SET TASK → Please write out the complete listing that follows, exactly as it reads.

DATASET EXTRACT →

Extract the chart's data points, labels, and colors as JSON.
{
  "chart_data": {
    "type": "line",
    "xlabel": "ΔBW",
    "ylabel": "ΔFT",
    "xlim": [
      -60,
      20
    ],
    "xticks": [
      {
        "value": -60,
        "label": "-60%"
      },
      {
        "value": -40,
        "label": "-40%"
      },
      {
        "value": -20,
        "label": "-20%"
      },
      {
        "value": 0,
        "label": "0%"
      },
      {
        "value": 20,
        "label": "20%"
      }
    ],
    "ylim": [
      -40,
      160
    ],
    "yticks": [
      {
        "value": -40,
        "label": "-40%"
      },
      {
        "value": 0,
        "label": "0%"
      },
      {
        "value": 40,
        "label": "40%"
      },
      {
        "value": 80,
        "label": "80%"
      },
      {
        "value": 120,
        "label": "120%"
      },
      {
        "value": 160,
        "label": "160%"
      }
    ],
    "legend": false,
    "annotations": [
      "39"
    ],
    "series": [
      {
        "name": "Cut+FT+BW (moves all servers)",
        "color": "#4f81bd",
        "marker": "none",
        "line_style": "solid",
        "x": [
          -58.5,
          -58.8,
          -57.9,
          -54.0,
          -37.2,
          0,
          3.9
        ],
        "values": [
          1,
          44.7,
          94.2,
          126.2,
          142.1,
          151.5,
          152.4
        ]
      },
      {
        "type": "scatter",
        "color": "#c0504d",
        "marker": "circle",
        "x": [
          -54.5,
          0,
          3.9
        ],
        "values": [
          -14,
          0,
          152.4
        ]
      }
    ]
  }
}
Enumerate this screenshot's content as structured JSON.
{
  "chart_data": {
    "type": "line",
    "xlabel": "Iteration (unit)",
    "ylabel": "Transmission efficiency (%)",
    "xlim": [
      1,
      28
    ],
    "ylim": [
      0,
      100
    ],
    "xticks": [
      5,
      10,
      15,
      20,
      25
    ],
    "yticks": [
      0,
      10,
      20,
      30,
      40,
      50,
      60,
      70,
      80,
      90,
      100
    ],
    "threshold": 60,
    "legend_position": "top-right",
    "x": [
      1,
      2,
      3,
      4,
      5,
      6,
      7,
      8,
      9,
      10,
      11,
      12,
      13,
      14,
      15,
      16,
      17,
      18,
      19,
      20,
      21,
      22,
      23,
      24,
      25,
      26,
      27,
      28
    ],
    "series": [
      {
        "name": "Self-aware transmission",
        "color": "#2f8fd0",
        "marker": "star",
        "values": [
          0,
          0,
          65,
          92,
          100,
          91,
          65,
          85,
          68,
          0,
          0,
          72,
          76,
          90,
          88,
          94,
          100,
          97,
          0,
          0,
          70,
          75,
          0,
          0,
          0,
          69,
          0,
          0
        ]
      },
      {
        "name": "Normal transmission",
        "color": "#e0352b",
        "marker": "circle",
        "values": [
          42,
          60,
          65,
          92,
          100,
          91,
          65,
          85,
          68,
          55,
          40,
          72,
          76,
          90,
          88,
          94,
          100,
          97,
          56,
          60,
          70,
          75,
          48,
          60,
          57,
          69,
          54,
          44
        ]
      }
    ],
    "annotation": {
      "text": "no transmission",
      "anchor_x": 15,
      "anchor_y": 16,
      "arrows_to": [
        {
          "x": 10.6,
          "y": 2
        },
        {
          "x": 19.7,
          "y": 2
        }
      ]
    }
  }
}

ANSWER TO THE TASK →
Extract the chart's data points, labels, and colors as JSON.
{
  "chart_data": {
    "type": "line",
    "xlabel": "ΔBW",
    "ylabel": "ΔFT",
    "xlim": [
      -60,
      20
    ],
    "xticks": [
      {
        "value": -60,
        "label": "-60%"
      },
      {
        "value": -40,
        "label": "-40%"
      },
      {
        "value": -20,
        "label": "-20%"
      },
      {
        "value": 0,
        "label": "0%"
      },
      {
        "value": 20,
        "label": "20%"
      }
    ],
    "ylim": [
      -40,
      160
    ],
    "yticks": [
      {
        "value": -40,
        "label": "-40%"
      },
      {
        "value": 0,
        "label": "0%"
      },
      {
        "value": 40,
        "label": "40%"
      },
      {
        "value": 80,
        "label": "80%"
      },
      {
        "value": 120,
        "label": "120%"
      },
      {
        "value": 160,
        "label": "160%"
      }
    ],
    "legend": false,
    "annotations": [
      "39"
    ],
    "series": [
      {
        "name": "Cut+FT+BW (moves all servers)",
        "color": "#4f81bd",
        "marker": "none",
        "line_style": "solid",
        "x": [
          -58.5,
          -58.8,
          -57.9,
          -54.0,
          -37.2,
          0,
          3.9
        ],
        "values": [
          1,
          44.7,
          94.2,
          126.2,
          142.1,
          151.5,
          152.4
        ]
      },
      {
        "type": "scatter",
        "color": "#c0504d",
        "marker": "circle",
        "x": [
          -54.5,
          0,
          3.9
        ],
        "values": [
          -14,
          0,
          152.4
        ]
      }
    ]
  }
}
Enumerate this screenshot's content as structured JSON.
{
  "chart_data": {
    "type": "line",
    "xlabel": "Iteration (unit)",
    "ylabel": "Transmission efficiency (%)",
    "xlim": [
      1,
      28
    ],
    "ylim": [
      0,
      100
    ],
    "xticks": [
      5,
      10,
      15,
      20,
      25
    ],
    "yticks": [
      0,
      10,
      20,
      30,
      40,
      50,
      60,
      70,
      80,
      90,
      100
    ],
    "threshold": 60,
    "legend_position": "top-right",
    "x": [
      1,
      2,
      3,
      4,
      5,
      6,
      7,
      8,
      9,
      10,
      11,
      12,
      13,
      14,
      15,
      16,
      17,
      18,
      19,
      20,
      21,
      22,
      23,
      24,
      25,
      26,
      27,
      28
    ],
    "series": [
      {
        "name": "Self-aware transmission",
        "color": "#2f8fd0",
        "marker": "star",
        "values": [
          0,
          0,
          65,
          92,
          100,
          91,
          65,
          85,
          68,
          0,
          0,
          72,
          76,
          90,
          88,
          94,
          100,
          97,
          0,
          0,
          70,
          75,
          0,
          0,
          0,
          69,
          0,
          0
        ]
      },
      {
        "name": "Normal transmission",
        "color": "#e0352b",
        "marker": "circle",
        "values": [
          42,
          60,
          65,
          92,
          100,
          91,
          65,
          85,
          68,
          55,
          40,
          72,
          76,
          90,
          88,
          94,
          100,
          97,
          56,
          60,
          70,
          75,
          48,
          60,
          57,
          69,
          54,
          44
        ]
      }
    ],
    "annotation": {
      "text": "no transmission",
      "anchor_x": 15,
      "anchor_y": 16,
      "arrows_to": [
        {
          "x": 10.6,
          "y": 2
        },
        {
          "x": 19.7,
          "y": 2
        }
      ]
    }
  }
}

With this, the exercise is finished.